*Stated problem:* Copy the rows below exactly as they are, every line from start to finish.

*Supplied records:*

# # # #

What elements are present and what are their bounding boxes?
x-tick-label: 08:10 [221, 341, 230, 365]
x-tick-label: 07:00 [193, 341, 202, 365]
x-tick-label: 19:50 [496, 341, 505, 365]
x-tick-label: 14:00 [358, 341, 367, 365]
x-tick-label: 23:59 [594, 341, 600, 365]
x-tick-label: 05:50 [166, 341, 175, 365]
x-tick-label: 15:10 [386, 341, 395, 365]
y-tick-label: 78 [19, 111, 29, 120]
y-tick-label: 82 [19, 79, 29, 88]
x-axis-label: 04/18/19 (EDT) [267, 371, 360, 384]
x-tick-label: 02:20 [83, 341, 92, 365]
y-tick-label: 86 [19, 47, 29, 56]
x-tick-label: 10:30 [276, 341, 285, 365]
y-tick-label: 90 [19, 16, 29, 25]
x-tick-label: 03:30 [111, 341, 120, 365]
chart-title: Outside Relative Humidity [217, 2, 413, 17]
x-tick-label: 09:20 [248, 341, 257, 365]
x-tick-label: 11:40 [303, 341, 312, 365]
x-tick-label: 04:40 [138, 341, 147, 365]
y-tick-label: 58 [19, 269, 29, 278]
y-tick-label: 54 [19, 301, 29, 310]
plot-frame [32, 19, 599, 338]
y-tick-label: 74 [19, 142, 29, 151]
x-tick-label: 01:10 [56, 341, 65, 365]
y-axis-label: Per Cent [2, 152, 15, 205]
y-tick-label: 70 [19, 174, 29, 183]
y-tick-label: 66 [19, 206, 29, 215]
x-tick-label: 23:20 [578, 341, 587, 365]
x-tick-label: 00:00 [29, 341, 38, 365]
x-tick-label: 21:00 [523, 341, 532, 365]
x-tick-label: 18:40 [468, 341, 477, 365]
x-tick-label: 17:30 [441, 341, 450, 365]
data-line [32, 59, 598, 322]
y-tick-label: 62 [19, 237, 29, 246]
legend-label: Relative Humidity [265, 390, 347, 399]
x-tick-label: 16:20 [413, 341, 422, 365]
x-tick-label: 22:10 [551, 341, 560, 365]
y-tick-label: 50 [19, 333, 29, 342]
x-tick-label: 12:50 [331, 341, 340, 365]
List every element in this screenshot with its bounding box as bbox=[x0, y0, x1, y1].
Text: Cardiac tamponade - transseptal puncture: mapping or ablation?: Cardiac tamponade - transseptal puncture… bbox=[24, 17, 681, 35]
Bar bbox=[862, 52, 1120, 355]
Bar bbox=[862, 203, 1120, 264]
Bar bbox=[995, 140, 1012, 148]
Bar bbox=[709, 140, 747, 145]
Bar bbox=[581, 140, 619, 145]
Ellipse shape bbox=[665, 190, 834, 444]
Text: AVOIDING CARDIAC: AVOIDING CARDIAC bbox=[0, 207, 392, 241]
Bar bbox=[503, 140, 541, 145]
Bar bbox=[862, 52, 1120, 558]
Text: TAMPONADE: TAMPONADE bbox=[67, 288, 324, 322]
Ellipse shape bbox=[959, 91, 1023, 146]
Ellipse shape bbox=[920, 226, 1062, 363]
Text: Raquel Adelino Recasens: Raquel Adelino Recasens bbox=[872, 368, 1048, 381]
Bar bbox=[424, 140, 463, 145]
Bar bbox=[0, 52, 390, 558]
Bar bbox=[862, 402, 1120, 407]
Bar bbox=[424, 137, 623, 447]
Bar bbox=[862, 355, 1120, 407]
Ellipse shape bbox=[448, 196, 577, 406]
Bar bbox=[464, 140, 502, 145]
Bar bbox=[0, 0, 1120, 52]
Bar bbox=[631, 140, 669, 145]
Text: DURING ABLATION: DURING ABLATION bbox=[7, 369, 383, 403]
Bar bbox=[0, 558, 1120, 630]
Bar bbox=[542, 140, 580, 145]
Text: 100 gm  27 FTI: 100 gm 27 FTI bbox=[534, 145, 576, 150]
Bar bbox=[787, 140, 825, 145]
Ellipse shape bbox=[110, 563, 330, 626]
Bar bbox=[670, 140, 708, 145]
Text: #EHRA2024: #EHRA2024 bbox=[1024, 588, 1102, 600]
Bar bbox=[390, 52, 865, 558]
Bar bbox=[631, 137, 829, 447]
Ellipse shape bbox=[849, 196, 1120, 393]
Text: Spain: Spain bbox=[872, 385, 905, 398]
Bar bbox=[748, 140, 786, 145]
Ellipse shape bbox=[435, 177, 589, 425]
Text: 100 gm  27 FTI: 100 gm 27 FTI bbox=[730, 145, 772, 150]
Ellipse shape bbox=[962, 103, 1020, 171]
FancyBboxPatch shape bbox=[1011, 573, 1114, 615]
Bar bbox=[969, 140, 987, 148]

# # # #

*Solution for this task:*
What elements are present and what are their bounding boxes?
x-tick-label: 08:10 [221, 341, 230, 365]
x-tick-label: 07:00 [193, 341, 202, 365]
x-tick-label: 19:50 [496, 341, 505, 365]
x-tick-label: 14:00 [358, 341, 367, 365]
x-tick-label: 23:59 [594, 341, 600, 365]
x-tick-label: 05:50 [166, 341, 175, 365]
x-tick-label: 15:10 [386, 341, 395, 365]
y-tick-label: 78 [19, 111, 29, 120]
y-tick-label: 82 [19, 79, 29, 88]
x-axis-label: 04/18/19 (EDT) [267, 371, 360, 384]
x-tick-label: 02:20 [83, 341, 92, 365]
y-tick-label: 86 [19, 47, 29, 56]
x-tick-label: 10:30 [276, 341, 285, 365]
y-tick-label: 90 [19, 16, 29, 25]
x-tick-label: 03:30 [111, 341, 120, 365]
chart-title: Outside Relative Humidity [217, 2, 413, 17]
x-tick-label: 09:20 [248, 341, 257, 365]
x-tick-label: 11:40 [303, 341, 312, 365]
x-tick-label: 04:40 [138, 341, 147, 365]
y-tick-label: 58 [19, 269, 29, 278]
y-tick-label: 54 [19, 301, 29, 310]
plot-frame [32, 19, 599, 338]
y-tick-label: 74 [19, 142, 29, 151]
x-tick-label: 01:10 [56, 341, 65, 365]
y-axis-label: Per Cent [2, 152, 15, 205]
y-tick-label: 70 [19, 174, 29, 183]
y-tick-label: 66 [19, 206, 29, 215]
x-tick-label: 23:20 [578, 341, 587, 365]
x-tick-label: 00:00 [29, 341, 38, 365]
x-tick-label: 21:00 [523, 341, 532, 365]
x-tick-label: 18:40 [468, 341, 477, 365]
x-tick-label: 17:30 [441, 341, 450, 365]
data-line [32, 59, 598, 322]
y-tick-label: 62 [19, 237, 29, 246]
legend-label: Relative Humidity [265, 390, 347, 399]
x-tick-label: 16:20 [413, 341, 422, 365]
x-tick-label: 22:10 [551, 341, 560, 365]
y-tick-label: 50 [19, 333, 29, 342]
x-tick-label: 12:50 [331, 341, 340, 365]
List every element in this screenshot with its bounding box as bbox=[x0, y0, x1, y1].
Text: Cardiac tamponade - transseptal puncture: mapping or ablation?: Cardiac tamponade - transseptal puncture… bbox=[24, 17, 681, 35]
Bar bbox=[862, 52, 1120, 355]
Bar bbox=[862, 203, 1120, 264]
Bar bbox=[995, 140, 1012, 148]
Bar bbox=[709, 140, 747, 145]
Bar bbox=[581, 140, 619, 145]
Ellipse shape bbox=[665, 190, 834, 444]
Text: AVOIDING CARDIAC: AVOIDING CARDIAC bbox=[0, 207, 392, 241]
Bar bbox=[503, 140, 541, 145]
Bar bbox=[862, 52, 1120, 558]
Text: TAMPONADE: TAMPONADE bbox=[67, 288, 324, 322]
Ellipse shape bbox=[959, 91, 1023, 146]
Ellipse shape bbox=[920, 226, 1062, 363]
Text: Raquel Adelino Recasens: Raquel Adelino Recasens bbox=[872, 368, 1048, 381]
Bar bbox=[424, 140, 463, 145]
Bar bbox=[0, 52, 390, 558]
Bar bbox=[862, 402, 1120, 407]
Bar bbox=[424, 137, 623, 447]
Bar bbox=[862, 355, 1120, 407]
Ellipse shape bbox=[448, 196, 577, 406]
Bar bbox=[464, 140, 502, 145]
Bar bbox=[0, 0, 1120, 52]
Bar bbox=[631, 140, 669, 145]
Text: DURING ABLATION: DURING ABLATION bbox=[7, 369, 383, 403]
Bar bbox=[0, 558, 1120, 630]
Bar bbox=[542, 140, 580, 145]
Text: 100 gm  27 FTI: 100 gm 27 FTI bbox=[534, 145, 576, 150]
Bar bbox=[787, 140, 825, 145]
Ellipse shape bbox=[110, 563, 330, 626]
Bar bbox=[670, 140, 708, 145]
Text: #EHRA2024: #EHRA2024 bbox=[1024, 588, 1102, 600]
Bar bbox=[390, 52, 865, 558]
Bar bbox=[631, 137, 829, 447]
Ellipse shape bbox=[849, 196, 1120, 393]
Text: Spain: Spain bbox=[872, 385, 905, 398]
Bar bbox=[748, 140, 786, 145]
Ellipse shape bbox=[435, 177, 589, 425]
Text: 100 gm  27 FTI: 100 gm 27 FTI bbox=[730, 145, 772, 150]
Ellipse shape bbox=[962, 103, 1020, 171]
FancyBboxPatch shape bbox=[1011, 573, 1114, 615]
Bar bbox=[969, 140, 987, 148]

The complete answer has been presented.